▶ Input material:
/---

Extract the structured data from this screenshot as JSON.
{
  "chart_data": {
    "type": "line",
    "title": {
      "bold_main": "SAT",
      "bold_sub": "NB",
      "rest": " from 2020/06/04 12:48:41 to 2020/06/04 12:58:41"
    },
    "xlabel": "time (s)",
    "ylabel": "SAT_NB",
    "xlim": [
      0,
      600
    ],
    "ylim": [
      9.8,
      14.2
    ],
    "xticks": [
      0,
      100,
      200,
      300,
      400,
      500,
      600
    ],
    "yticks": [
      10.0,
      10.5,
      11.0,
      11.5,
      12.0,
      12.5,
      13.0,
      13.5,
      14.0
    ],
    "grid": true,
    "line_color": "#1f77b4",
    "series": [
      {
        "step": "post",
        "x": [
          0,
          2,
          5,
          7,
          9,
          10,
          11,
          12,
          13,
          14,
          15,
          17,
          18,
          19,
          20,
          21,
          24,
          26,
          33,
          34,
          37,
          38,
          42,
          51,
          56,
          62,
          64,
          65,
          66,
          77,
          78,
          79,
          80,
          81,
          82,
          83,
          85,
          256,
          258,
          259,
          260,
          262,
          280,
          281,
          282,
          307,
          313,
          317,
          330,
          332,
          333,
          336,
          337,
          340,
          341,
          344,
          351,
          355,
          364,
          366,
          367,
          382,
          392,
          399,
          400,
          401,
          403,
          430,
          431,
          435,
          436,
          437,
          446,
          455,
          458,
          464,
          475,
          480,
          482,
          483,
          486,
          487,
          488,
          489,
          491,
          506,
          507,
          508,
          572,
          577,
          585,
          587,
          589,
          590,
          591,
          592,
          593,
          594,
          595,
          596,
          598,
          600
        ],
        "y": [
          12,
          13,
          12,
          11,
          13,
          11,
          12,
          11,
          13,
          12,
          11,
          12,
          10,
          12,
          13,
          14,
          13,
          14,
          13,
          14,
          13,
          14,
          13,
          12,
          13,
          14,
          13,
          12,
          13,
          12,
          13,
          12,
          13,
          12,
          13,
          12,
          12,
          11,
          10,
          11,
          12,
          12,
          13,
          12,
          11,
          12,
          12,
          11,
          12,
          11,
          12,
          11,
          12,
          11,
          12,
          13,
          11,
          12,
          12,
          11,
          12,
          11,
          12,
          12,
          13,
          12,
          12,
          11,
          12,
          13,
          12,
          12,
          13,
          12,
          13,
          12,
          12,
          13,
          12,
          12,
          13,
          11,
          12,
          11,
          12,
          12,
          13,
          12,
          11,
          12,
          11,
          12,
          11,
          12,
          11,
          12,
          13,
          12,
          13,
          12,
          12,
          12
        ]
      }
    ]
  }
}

\---

▶ Work to be completed: Reproduce the records above exactly.

▶ Result of this task:
Extract the structured data from this screenshot as JSON.
{
  "chart_data": {
    "type": "line",
    "title": {
      "bold_main": "SAT",
      "bold_sub": "NB",
      "rest": " from 2020/06/04 12:48:41 to 2020/06/04 12:58:41"
    },
    "xlabel": "time (s)",
    "ylabel": "SAT_NB",
    "xlim": [
      0,
      600
    ],
    "ylim": [
      9.8,
      14.2
    ],
    "xticks": [
      0,
      100,
      200,
      300,
      400,
      500,
      600
    ],
    "yticks": [
      10.0,
      10.5,
      11.0,
      11.5,
      12.0,
      12.5,
      13.0,
      13.5,
      14.0
    ],
    "grid": true,
    "line_color": "#1f77b4",
    "series": [
      {
        "step": "post",
        "x": [
          0,
          2,
          5,
          7,
          9,
          10,
          11,
          12,
          13,
          14,
          15,
          17,
          18,
          19,
          20,
          21,
          24,
          26,
          33,
          34,
          37,
          38,
          42,
          51,
          56,
          62,
          64,
          65,
          66,
          77,
          78,
          79,
          80,
          81,
          82,
          83,
          85,
          256,
          258,
          259,
          260,
          262,
          280,
          281,
          282,
          307,
          313,
          317,
          330,
          332,
          333,
          336,
          337,
          340,
          341,
          344,
          351,
          355,
          364,
          366,
          367,
          382,
          392,
          399,
          400,
          401,
          403,
          430,
          431,
          435,
          436,
          437,
          446,
          455,
          458,
          464,
          475,
          480,
          482,
          483,
          486,
          487,
          488,
          489,
          491,
          506,
          507,
          508,
          572,
          577,
          585,
          587,
          589,
          590,
          591,
          592,
          593,
          594,
          595,
          596,
          598,
          600
        ],
        "y": [
          12,
          13,
          12,
          11,
          13,
          11,
          12,
          11,
          13,
          12,
          11,
          12,
          10,
          12,
          13,
          14,
          13,
          14,
          13,
          14,
          13,
          14,
          13,
          12,
          13,
          14,
          13,
          12,
          13,
          12,
          13,
          12,
          13,
          12,
          13,
          12,
          12,
          11,
          10,
          11,
          12,
          12,
          13,
          12,
          11,
          12,
          12,
          11,
          12,
          11,
          12,
          11,
          12,
          11,
          12,
          13,
          11,
          12,
          12,
          11,
          12,
          11,
          12,
          12,
          13,
          12,
          12,
          11,
          12,
          13,
          12,
          12,
          13,
          12,
          13,
          12,
          12,
          13,
          12,
          12,
          13,
          11,
          12,
          11,
          12,
          12,
          13,
          12,
          11,
          12,
          11,
          12,
          11,
          12,
          11,
          12,
          13,
          12,
          13,
          12,
          12,
          12
        ]
      }
    ]
  }
}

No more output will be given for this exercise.